» **SET EXERCISE**: Write the number of lines holding the word "relancement", and nothing else.

» **SUPPLIED RECORDS**:
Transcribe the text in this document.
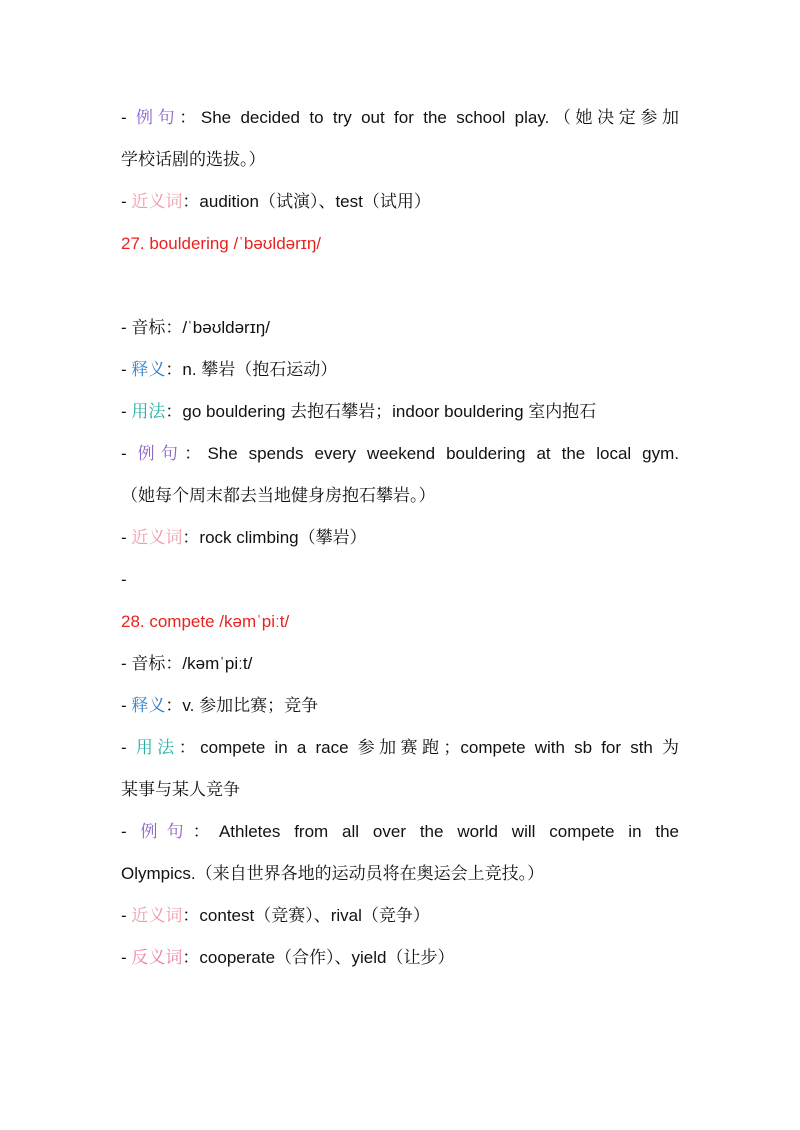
- 例句：She decided to try out for the school play.（她决定参加
学校话剧的选拔。）
- 近义词：audition（试演）、test（试用）
27. bouldering /ˈbəʊldərɪŋ/
- 音标：/ˈbəʊldərɪŋ/
- 释义：n. 攀岩（抱石运动）
- 用法：go bouldering 去抱石攀岩；indoor bouldering 室内抱石
- 例句：She spends every weekend bouldering at the local gym.
（她每个周末都去当地健身房抱石攀岩。）
- 近义词：rock climbing（攀岩）
-
28. compete /kəmˈpiːt/
- 音标：/kəmˈpiːt/
- 释义：v. 参加比赛；竞争
- 用法：compete in a race 参加赛跑；compete with sb for sth 为
某事与某人竞争
- 例句：Athletes from all over the world will compete in the
Olympics.（来自世界各地的运动员将在奥运会上竞技。）
- 近义词：contest（竞赛）、rival（竞争）
- 反义词：cooperate（合作）、yield（让步）
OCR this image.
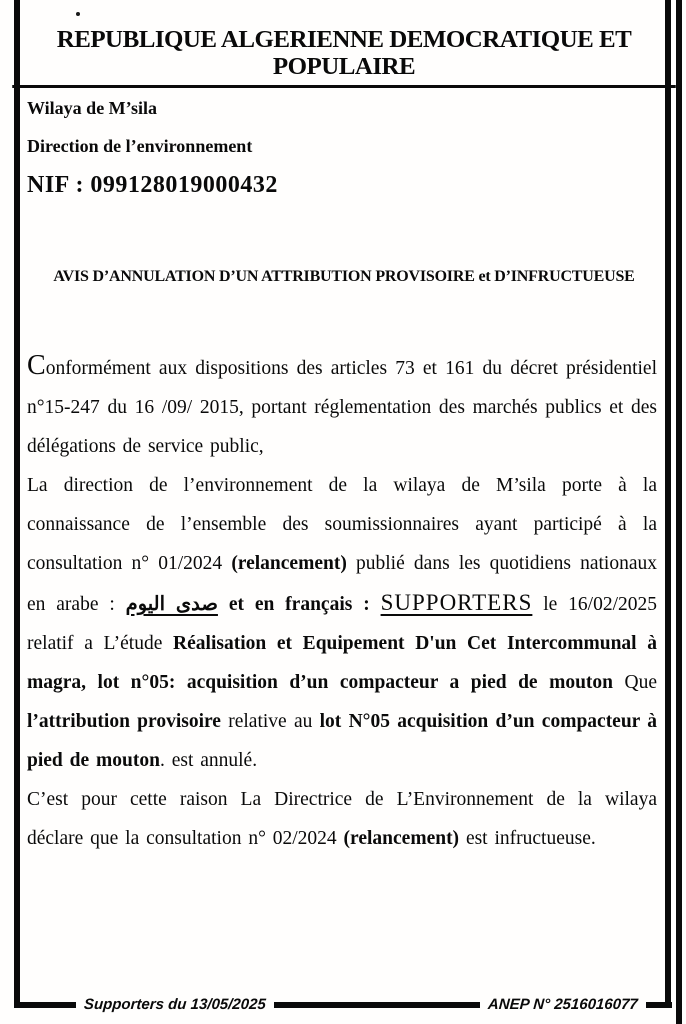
REPUBLIQUE ALGERIENNE DEMOCRATIQUE ET POPULAIRE
Wilaya de M’sila
Direction de l’environnement
NIF : 099128019000432
AVIS D’ANNULATION D’UN ATTRIBUTION PROVISOIRE et D’INFRUCTUEUSE

Conformément aux dispositions des articles 73 et 161 du décret présidentiel n°15-247 du 16 /09/ 2015, portant réglementation des marchés publics et des délégations de service public,

La direction de l’environnement de la wilaya de M’sila porte à la connaissance de l’ensemble des soumissionnaires ayant participé à la consultation n° 01/2024 (relancement) publié dans les quotidiens nationaux en arabe : صدى اليوم et en français : SUPPORTERS le 16/02/2025 relatif a L’étude Réalisation et Equipement D'un Cet Intercommunal à magra, lot n°05: acquisition d’un compacteur a pied de mouton Que l’attribution provisoire relative au lot N°05 acquisition d’un compacteur à pied de mouton. est annulé.

C’est pour cette raison La Directrice de L’Environnement de la wilaya déclare que la consultation n° 02/2024 (relancement) est infructueuse.

Supporters du 13/05/2025	ANEP N° 2516016077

» **SOLVED EXERCISE**: 2